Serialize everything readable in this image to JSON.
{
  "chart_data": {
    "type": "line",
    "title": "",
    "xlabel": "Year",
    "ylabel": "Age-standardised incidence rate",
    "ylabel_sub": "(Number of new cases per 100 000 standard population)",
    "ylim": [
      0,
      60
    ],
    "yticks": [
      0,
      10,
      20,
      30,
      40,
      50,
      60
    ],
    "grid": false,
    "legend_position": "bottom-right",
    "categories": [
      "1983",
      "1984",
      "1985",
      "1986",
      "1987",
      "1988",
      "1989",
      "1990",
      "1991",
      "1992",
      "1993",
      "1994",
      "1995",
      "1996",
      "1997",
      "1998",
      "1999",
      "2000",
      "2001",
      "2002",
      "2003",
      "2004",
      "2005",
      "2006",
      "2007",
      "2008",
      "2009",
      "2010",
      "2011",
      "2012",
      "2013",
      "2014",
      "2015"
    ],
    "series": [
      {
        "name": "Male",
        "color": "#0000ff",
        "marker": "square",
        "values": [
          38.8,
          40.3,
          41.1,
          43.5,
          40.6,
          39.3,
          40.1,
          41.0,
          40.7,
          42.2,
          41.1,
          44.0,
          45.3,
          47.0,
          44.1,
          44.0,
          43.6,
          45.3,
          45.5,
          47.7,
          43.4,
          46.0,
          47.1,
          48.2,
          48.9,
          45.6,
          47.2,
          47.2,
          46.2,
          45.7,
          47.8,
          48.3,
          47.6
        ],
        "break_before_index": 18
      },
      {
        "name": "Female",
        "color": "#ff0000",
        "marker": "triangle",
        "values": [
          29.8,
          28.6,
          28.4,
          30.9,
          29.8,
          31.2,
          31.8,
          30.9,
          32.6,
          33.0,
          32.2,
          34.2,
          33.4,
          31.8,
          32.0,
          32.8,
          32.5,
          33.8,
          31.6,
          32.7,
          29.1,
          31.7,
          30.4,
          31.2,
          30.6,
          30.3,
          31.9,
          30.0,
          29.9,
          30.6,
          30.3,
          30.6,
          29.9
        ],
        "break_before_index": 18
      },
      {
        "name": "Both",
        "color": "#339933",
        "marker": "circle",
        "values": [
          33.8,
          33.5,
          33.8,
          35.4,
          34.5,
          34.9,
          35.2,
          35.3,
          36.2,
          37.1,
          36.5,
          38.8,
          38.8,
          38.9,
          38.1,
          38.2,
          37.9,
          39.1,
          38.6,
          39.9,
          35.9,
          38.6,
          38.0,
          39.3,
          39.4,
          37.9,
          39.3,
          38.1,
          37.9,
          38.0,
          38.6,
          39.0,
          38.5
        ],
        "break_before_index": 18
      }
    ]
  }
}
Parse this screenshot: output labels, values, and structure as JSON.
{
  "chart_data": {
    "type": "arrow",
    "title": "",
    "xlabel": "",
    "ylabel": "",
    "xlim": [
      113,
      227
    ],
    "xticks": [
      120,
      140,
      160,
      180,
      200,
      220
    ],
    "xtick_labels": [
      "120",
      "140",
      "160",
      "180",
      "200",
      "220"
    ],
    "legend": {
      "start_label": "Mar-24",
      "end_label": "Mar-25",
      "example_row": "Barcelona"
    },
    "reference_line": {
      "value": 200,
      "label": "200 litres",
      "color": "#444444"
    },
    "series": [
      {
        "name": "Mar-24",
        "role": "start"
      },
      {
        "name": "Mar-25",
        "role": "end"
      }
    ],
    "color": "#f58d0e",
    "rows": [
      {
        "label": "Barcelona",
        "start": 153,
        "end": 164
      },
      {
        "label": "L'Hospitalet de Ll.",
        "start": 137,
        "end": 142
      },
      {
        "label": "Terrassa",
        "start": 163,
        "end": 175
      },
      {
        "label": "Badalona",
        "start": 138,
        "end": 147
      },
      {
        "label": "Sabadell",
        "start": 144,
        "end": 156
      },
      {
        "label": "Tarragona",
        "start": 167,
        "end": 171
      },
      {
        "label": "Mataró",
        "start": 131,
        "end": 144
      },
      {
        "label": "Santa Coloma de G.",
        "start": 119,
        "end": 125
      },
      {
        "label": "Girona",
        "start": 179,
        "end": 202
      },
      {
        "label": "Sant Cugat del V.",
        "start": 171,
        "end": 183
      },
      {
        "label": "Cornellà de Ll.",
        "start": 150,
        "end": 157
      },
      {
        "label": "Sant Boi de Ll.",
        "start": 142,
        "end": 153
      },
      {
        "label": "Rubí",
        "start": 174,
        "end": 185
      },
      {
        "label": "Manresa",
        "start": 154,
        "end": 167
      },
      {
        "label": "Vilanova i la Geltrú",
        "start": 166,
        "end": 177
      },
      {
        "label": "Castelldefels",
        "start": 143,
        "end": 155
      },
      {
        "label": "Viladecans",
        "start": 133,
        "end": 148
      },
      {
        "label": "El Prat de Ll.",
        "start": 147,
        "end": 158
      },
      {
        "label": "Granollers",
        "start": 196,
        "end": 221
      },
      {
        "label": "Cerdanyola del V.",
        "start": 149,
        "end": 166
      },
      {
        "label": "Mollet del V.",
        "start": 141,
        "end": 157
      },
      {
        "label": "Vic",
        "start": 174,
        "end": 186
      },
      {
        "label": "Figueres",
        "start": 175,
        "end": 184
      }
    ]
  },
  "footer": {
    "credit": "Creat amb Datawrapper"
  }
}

-=-=-

• PROBLEM DESCRIPTION:
Repeat the records above exactly.

• RESPONSE TO THIS TASK:
Serialize everything readable in this image to JSON.
{
  "chart_data": {
    "type": "line",
    "title": "",
    "xlabel": "Year",
    "ylabel": "Age-standardised incidence rate",
    "ylabel_sub": "(Number of new cases per 100 000 standard population)",
    "ylim": [
      0,
      60
    ],
    "yticks": [
      0,
      10,
      20,
      30,
      40,
      50,
      60
    ],
    "grid": false,
    "legend_position": "bottom-right",
    "categories": [
      "1983",
      "1984",
      "1985",
      "1986",
      "1987",
      "1988",
      "1989",
      "1990",
      "1991",
      "1992",
      "1993",
      "1994",
      "1995",
      "1996",
      "1997",
      "1998",
      "1999",
      "2000",
      "2001",
      "2002",
      "2003",
      "2004",
      "2005",
      "2006",
      "2007",
      "2008",
      "2009",
      "2010",
      "2011",
      "2012",
      "2013",
      "2014",
      "2015"
    ],
    "series": [
      {
        "name": "Male",
        "color": "#0000ff",
        "marker": "square",
        "values": [
          38.8,
          40.3,
          41.1,
          43.5,
          40.6,
          39.3,
          40.1,
          41.0,
          40.7,
          42.2,
          41.1,
          44.0,
          45.3,
          47.0,
          44.1,
          44.0,
          43.6,
          45.3,
          45.5,
          47.7,
          43.4,
          46.0,
          47.1,
          48.2,
          48.9,
          45.6,
          47.2,
          47.2,
          46.2,
          45.7,
          47.8,
          48.3,
          47.6
        ],
        "break_before_index": 18
      },
      {
        "name": "Female",
        "color": "#ff0000",
        "marker": "triangle",
        "values": [
          29.8,
          28.6,
          28.4,
          30.9,
          29.8,
          31.2,
          31.8,
          30.9,
          32.6,
          33.0,
          32.2,
          34.2,
          33.4,
          31.8,
          32.0,
          32.8,
          32.5,
          33.8,
          31.6,
          32.7,
          29.1,
          31.7,
          30.4,
          31.2,
          30.6,
          30.3,
          31.9,
          30.0,
          29.9,
          30.6,
          30.3,
          30.6,
          29.9
        ],
        "break_before_index": 18
      },
      {
        "name": "Both",
        "color": "#339933",
        "marker": "circle",
        "values": [
          33.8,
          33.5,
          33.8,
          35.4,
          34.5,
          34.9,
          35.2,
          35.3,
          36.2,
          37.1,
          36.5,
          38.8,
          38.8,
          38.9,
          38.1,
          38.2,
          37.9,
          39.1,
          38.6,
          39.9,
          35.9,
          38.6,
          38.0,
          39.3,
          39.4,
          37.9,
          39.3,
          38.1,
          37.9,
          38.0,
          38.6,
          39.0,
          38.5
        ],
        "break_before_index": 18
      }
    ]
  }
}
Parse this screenshot: output labels, values, and structure as JSON.
{
  "chart_data": {
    "type": "arrow",
    "title": "",
    "xlabel": "",
    "ylabel": "",
    "xlim": [
      113,
      227
    ],
    "xticks": [
      120,
      140,
      160,
      180,
      200,
      220
    ],
    "xtick_labels": [
      "120",
      "140",
      "160",
      "180",
      "200",
      "220"
    ],
    "legend": {
      "start_label": "Mar-24",
      "end_label": "Mar-25",
      "example_row": "Barcelona"
    },
    "reference_line": {
      "value": 200,
      "label": "200 litres",
      "color": "#444444"
    },
    "series": [
      {
        "name": "Mar-24",
        "role": "start"
      },
      {
        "name": "Mar-25",
        "role": "end"
      }
    ],
    "color": "#f58d0e",
    "rows": [
      {
        "label": "Barcelona",
        "start": 153,
        "end": 164
      },
      {
        "label": "L'Hospitalet de Ll.",
        "start": 137,
        "end": 142
      },
      {
        "label": "Terrassa",
        "start": 163,
        "end": 175
      },
      {
        "label": "Badalona",
        "start": 138,
        "end": 147
      },
      {
        "label": "Sabadell",
        "start": 144,
        "end": 156
      },
      {
        "label": "Tarragona",
        "start": 167,
        "end": 171
      },
      {
        "label": "Mataró",
        "start": 131,
        "end": 144
      },
      {
        "label": "Santa Coloma de G.",
        "start": 119,
        "end": 125
      },
      {
        "label": "Girona",
        "start": 179,
        "end": 202
      },
      {
        "label": "Sant Cugat del V.",
        "start": 171,
        "end": 183
      },
      {
        "label": "Cornellà de Ll.",
        "start": 150,
        "end": 157
      },
      {
        "label": "Sant Boi de Ll.",
        "start": 142,
        "end": 153
      },
      {
        "label": "Rubí",
        "start": 174,
        "end": 185
      },
      {
        "label": "Manresa",
        "start": 154,
        "end": 167
      },
      {
        "label": "Vilanova i la Geltrú",
        "start": 166,
        "end": 177
      },
      {
        "label": "Castelldefels",
        "start": 143,
        "end": 155
      },
      {
        "label": "Viladecans",
        "start": 133,
        "end": 148
      },
      {
        "label": "El Prat de Ll.",
        "start": 147,
        "end": 158
      },
      {
        "label": "Granollers",
        "start": 196,
        "end": 221
      },
      {
        "label": "Cerdanyola del V.",
        "start": 149,
        "end": 166
      },
      {
        "label": "Mollet del V.",
        "start": 141,
        "end": 157
      },
      {
        "label": "Vic",
        "start": 174,
        "end": 186
      },
      {
        "label": "Figueres",
        "start": 175,
        "end": 184
      }
    ]
  },
  "footer": {
    "credit": "Creat amb Datawrapper"
  }
}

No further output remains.